■ **Your instructions**
Find every line with the word "والتحضيض" and give their count, nothing else.
--- Provided records ---
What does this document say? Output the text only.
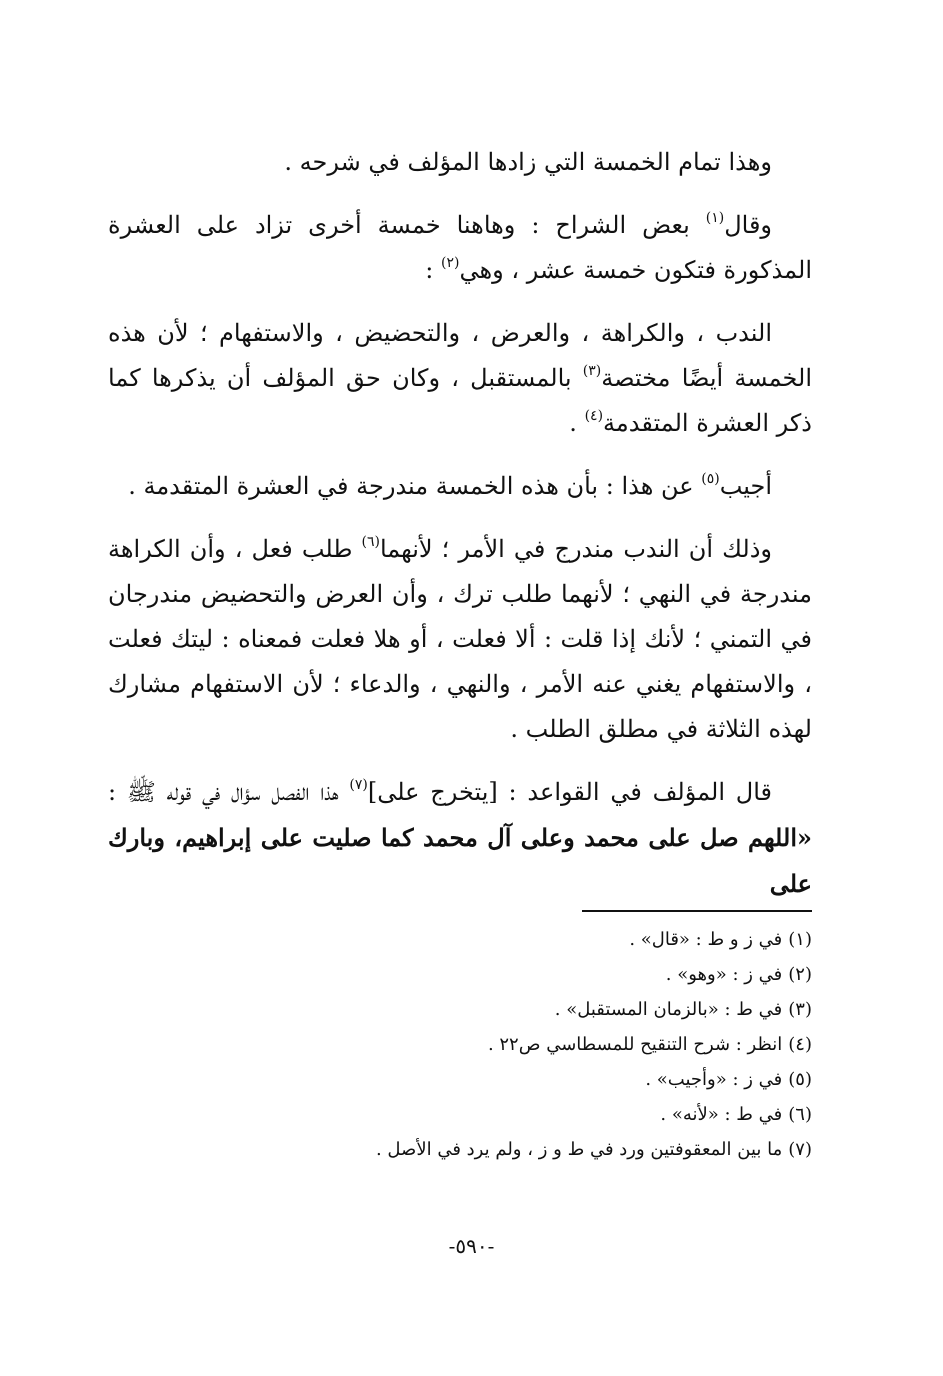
وهذا تمام الخمسة التي زادها المؤلف في شرحه .

وقال$^{(١)}$ بعض الشراح : وهاهنا خمسة أخرى تزاد على العشرة المذكورة فتكون خمسة عشر ، وهي$^{(٢)}$ :

الندب ، والكراهة ، والعرض ، والتحضيض ، والاستفهام ؛ لأن هذه الخمسة أيضًا مختصة$^{(٣)}$ بالمستقبل ، وكان حق المؤلف أن يذكرها كما ذكر العشرة المتقدمة$^{(٤)}$ .

أجيب$^{(٥)}$ عن هذا : بأن هذه الخمسة مندرجة في العشرة المتقدمة .

وذلك أن الندب مندرج في الأمر ؛ لأنهما$^{(٦)}$ طلب فعل ، وأن الكراهة مندرجة في النهي ؛ لأنهما طلب ترك ، وأن العرض والتحضيض مندرجان في التمني ؛ لأنك إذا قلت : ألا فعلت ، أو هلا فعلت فمعناه : ليتك فعلت ، والاستفهام يغني عنه الأمر ، والنهي ، والدعاء ؛ لأن الاستفهام مشارك لهذه الثلاثة في مطلق الطلب .

قال المؤلف في القواعد : [يتخرج على]$^{(٧)}$ هذا الفصل سؤال في قوله ﷺ : «اللهم صل على محمد وعلى آل محمد كما صليت على إبراهيم، وبارك على

(١)في ز و ط : «قال» .
(٢)في ز : «وهو» .
(٣)في ط : «بالزمان المستقبل» .
(٤)انظر : شرح التنقيح للمسطاسي ص٢٢ .
(٥)في ز : «وأجيب» .
(٦)في ط : «لأنه» .
(٧)ما بين المعقوفتين ورد في ط و ز ، ولم يرد في الأصل .
-٥٩٠-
---
■ **Solution for this exercise**
2